## SHORT EXERCISE
Exactly reproduce the lines that follow.

## EXERCISE INPUTS
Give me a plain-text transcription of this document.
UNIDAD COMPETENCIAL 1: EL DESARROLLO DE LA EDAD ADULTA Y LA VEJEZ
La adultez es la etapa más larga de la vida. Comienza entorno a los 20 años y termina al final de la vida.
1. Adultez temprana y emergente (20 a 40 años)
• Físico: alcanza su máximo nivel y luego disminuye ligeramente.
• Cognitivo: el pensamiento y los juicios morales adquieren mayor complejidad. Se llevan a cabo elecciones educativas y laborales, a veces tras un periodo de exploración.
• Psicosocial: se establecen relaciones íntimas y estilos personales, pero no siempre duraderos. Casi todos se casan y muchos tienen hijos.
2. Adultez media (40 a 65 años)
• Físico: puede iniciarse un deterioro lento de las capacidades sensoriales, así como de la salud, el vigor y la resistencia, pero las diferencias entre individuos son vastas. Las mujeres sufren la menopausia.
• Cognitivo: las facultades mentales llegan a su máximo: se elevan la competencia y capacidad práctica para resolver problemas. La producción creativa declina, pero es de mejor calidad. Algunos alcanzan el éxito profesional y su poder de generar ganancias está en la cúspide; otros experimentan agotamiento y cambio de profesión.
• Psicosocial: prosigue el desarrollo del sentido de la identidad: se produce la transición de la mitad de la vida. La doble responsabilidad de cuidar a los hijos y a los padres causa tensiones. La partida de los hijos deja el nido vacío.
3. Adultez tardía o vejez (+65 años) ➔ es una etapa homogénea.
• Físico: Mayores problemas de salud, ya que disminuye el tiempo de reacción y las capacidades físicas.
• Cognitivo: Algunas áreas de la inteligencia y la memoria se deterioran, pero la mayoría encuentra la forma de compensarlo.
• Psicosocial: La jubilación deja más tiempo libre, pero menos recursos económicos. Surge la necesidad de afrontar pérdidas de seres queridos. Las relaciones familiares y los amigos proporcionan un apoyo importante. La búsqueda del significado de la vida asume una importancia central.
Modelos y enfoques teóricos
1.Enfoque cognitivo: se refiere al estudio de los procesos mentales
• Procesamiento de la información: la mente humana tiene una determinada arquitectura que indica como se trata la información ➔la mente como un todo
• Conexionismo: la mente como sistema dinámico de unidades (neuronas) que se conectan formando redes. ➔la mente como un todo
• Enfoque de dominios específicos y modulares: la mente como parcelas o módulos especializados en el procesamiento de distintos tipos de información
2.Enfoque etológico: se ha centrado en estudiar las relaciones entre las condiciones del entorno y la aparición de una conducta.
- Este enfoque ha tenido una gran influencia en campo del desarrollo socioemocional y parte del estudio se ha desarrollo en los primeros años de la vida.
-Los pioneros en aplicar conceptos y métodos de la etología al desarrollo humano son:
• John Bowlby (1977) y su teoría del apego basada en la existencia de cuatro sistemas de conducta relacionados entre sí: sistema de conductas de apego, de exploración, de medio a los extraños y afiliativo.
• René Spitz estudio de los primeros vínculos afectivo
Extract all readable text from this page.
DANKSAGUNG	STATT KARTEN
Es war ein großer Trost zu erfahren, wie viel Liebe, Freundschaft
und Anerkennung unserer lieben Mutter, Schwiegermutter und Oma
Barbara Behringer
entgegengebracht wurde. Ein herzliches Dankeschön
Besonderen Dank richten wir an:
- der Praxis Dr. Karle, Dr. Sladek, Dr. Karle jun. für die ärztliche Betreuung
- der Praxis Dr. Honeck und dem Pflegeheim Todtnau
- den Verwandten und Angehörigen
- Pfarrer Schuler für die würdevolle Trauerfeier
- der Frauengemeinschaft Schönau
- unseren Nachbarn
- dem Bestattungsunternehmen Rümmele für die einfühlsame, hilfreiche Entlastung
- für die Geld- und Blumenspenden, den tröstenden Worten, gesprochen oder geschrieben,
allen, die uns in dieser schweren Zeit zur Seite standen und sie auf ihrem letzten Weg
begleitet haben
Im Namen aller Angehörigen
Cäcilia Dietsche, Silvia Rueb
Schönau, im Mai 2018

## PROBLEM SOLUTION
Give me a plain-text transcription of this document.
UNIDAD COMPETENCIAL 1: EL DESARROLLO DE LA EDAD ADULTA Y LA VEJEZ
La adultez es la etapa más larga de la vida. Comienza entorno a los 20 años y termina al final de la vida.
1. Adultez temprana y emergente (20 a 40 años)
• Físico: alcanza su máximo nivel y luego disminuye ligeramente.
• Cognitivo: el pensamiento y los juicios morales adquieren mayor complejidad. Se llevan a cabo elecciones educativas y laborales, a veces tras un periodo de exploración.
• Psicosocial: se establecen relaciones íntimas y estilos personales, pero no siempre duraderos. Casi todos se casan y muchos tienen hijos.
2. Adultez media (40 a 65 años)
• Físico: puede iniciarse un deterioro lento de las capacidades sensoriales, así como de la salud, el vigor y la resistencia, pero las diferencias entre individuos son vastas. Las mujeres sufren la menopausia.
• Cognitivo: las facultades mentales llegan a su máximo: se elevan la competencia y capacidad práctica para resolver problemas. La producción creativa declina, pero es de mejor calidad. Algunos alcanzan el éxito profesional y su poder de generar ganancias está en la cúspide; otros experimentan agotamiento y cambio de profesión.
• Psicosocial: prosigue el desarrollo del sentido de la identidad: se produce la transición de la mitad de la vida. La doble responsabilidad de cuidar a los hijos y a los padres causa tensiones. La partida de los hijos deja el nido vacío.
3. Adultez tardía o vejez (+65 años) ➔ es una etapa homogénea.
• Físico: Mayores problemas de salud, ya que disminuye el tiempo de reacción y las capacidades físicas.
• Cognitivo: Algunas áreas de la inteligencia y la memoria se deterioran, pero la mayoría encuentra la forma de compensarlo.
• Psicosocial: La jubilación deja más tiempo libre, pero menos recursos económicos. Surge la necesidad de afrontar pérdidas de seres queridos. Las relaciones familiares y los amigos proporcionan un apoyo importante. La búsqueda del significado de la vida asume una importancia central.
Modelos y enfoques teóricos
1.Enfoque cognitivo: se refiere al estudio de los procesos mentales
• Procesamiento de la información: la mente humana tiene una determinada arquitectura que indica como se trata la información ➔la mente como un todo
• Conexionismo: la mente como sistema dinámico de unidades (neuronas) que se conectan formando redes. ➔la mente como un todo
• Enfoque de dominios específicos y modulares: la mente como parcelas o módulos especializados en el procesamiento de distintos tipos de información
2.Enfoque etológico: se ha centrado en estudiar las relaciones entre las condiciones del entorno y la aparición de una conducta.
- Este enfoque ha tenido una gran influencia en campo del desarrollo socioemocional y parte del estudio se ha desarrollo en los primeros años de la vida.
-Los pioneros en aplicar conceptos y métodos de la etología al desarrollo humano son:
• John Bowlby (1977) y su teoría del apego basada en la existencia de cuatro sistemas de conducta relacionados entre sí: sistema de conductas de apego, de exploración, de medio a los extraños y afiliativo.
• René Spitz estudio de los primeros vínculos afectivo
Extract all readable text from this page.
DANKSAGUNG	STATT KARTEN
Es war ein großer Trost zu erfahren, wie viel Liebe, Freundschaft
und Anerkennung unserer lieben Mutter, Schwiegermutter und Oma
Barbara Behringer
entgegengebracht wurde. Ein herzliches Dankeschön
Besonderen Dank richten wir an:
- der Praxis Dr. Karle, Dr. Sladek, Dr. Karle jun. für die ärztliche Betreuung
- der Praxis Dr. Honeck und dem Pflegeheim Todtnau
- den Verwandten und Angehörigen
- Pfarrer Schuler für die würdevolle Trauerfeier
- der Frauengemeinschaft Schönau
- unseren Nachbarn
- dem Bestattungsunternehmen Rümmele für die einfühlsame, hilfreiche Entlastung
- für die Geld- und Blumenspenden, den tröstenden Worten, gesprochen oder geschrieben,
allen, die uns in dieser schweren Zeit zur Seite standen und sie auf ihrem letzten Weg
begleitet haben
Im Namen aller Angehörigen
Cäcilia Dietsche, Silvia Rueb
Schönau, im Mai 2018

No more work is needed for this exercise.